==== TASK DATA
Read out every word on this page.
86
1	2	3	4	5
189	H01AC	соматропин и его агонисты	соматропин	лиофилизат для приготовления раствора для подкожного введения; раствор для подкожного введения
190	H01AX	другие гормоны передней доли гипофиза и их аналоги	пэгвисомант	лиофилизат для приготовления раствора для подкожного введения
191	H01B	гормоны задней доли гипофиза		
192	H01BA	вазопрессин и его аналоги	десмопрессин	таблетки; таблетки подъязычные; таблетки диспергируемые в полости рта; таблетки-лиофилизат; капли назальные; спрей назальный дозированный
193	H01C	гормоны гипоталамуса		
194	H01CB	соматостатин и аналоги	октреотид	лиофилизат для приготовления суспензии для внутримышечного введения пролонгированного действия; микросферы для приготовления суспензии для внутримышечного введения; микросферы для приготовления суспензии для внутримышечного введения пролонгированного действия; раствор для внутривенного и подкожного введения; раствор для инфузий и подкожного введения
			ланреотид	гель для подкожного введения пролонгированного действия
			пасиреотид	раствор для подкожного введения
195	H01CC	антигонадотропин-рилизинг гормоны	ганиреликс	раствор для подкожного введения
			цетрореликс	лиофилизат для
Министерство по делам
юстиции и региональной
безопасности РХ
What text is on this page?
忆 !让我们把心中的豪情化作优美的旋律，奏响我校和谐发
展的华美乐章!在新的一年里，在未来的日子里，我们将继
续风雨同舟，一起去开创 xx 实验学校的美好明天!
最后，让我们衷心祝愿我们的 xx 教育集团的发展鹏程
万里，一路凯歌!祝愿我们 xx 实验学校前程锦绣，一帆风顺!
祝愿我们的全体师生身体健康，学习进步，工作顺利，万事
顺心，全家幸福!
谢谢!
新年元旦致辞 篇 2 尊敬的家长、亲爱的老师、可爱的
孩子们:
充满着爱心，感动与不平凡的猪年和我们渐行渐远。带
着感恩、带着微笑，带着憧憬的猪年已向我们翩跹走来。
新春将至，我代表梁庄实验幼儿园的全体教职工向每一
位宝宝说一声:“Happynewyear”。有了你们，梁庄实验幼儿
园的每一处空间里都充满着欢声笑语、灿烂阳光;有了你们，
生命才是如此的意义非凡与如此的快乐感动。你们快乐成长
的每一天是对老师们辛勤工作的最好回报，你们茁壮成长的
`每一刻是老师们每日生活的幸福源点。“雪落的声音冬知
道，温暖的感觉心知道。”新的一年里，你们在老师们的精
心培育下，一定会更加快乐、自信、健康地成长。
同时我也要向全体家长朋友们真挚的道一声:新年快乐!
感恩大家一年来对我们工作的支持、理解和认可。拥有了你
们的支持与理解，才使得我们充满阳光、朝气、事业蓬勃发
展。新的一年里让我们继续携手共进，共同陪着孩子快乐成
========
| EXERCISE DETAILS |
Reproduce the full listing word for word.

| OUTPUT FOR THIS EXERCISE |
Read out every word on this page.
86
1	2	3	4	5
189	H01AC	соматропин и его агонисты	соматропин	лиофилизат для приготовления раствора для подкожного введения; раствор для подкожного введения
190	H01AX	другие гормоны передней доли гипофиза и их аналоги	пэгвисомант	лиофилизат для приготовления раствора для подкожного введения
191	H01B	гормоны задней доли гипофиза		
192	H01BA	вазопрессин и его аналоги	десмопрессин	таблетки; таблетки подъязычные; таблетки диспергируемые в полости рта; таблетки-лиофилизат; капли назальные; спрей назальный дозированный
193	H01C	гормоны гипоталамуса		
194	H01CB	соматостатин и аналоги	октреотид	лиофилизат для приготовления суспензии для внутримышечного введения пролонгированного действия; микросферы для приготовления суспензии для внутримышечного введения; микросферы для приготовления суспензии для внутримышечного введения пролонгированного действия; раствор для внутривенного и подкожного введения; раствор для инфузий и подкожного введения
			ланреотид	гель для подкожного введения пролонгированного действия
			пасиреотид	раствор для подкожного введения
195	H01CC	антигонадотропин-рилизинг гормоны	ганиреликс	раствор для подкожного введения
			цетрореликс	лиофилизат для
Министерство по делам
юстиции и региональной
безопасности РХ
What text is on this page?
忆 !让我们把心中的豪情化作优美的旋律，奏响我校和谐发
展的华美乐章!在新的一年里，在未来的日子里，我们将继
续风雨同舟，一起去开创 xx 实验学校的美好明天!
最后，让我们衷心祝愿我们的 xx 教育集团的发展鹏程
万里，一路凯歌!祝愿我们 xx 实验学校前程锦绣，一帆风顺!
祝愿我们的全体师生身体健康，学习进步，工作顺利，万事
顺心，全家幸福!
谢谢!
新年元旦致辞 篇 2 尊敬的家长、亲爱的老师、可爱的
孩子们:
充满着爱心，感动与不平凡的猪年和我们渐行渐远。带
着感恩、带着微笑，带着憧憬的猪年已向我们翩跹走来。
新春将至，我代表梁庄实验幼儿园的全体教职工向每一
位宝宝说一声:“Happynewyear”。有了你们，梁庄实验幼儿
园的每一处空间里都充满着欢声笑语、灿烂阳光;有了你们，
生命才是如此的意义非凡与如此的快乐感动。你们快乐成长
的每一天是对老师们辛勤工作的最好回报，你们茁壮成长的
`每一刻是老师们每日生活的幸福源点。“雪落的声音冬知
道，温暖的感觉心知道。”新的一年里，你们在老师们的精
心培育下，一定会更加快乐、自信、健康地成长。
同时我也要向全体家长朋友们真挚的道一声:新年快乐!
感恩大家一年来对我们工作的支持、理解和认可。拥有了你
们的支持与理解，才使得我们充满阳光、朝气、事业蓬勃发
展。新的一年里让我们继续携手共进，共同陪着孩子快乐成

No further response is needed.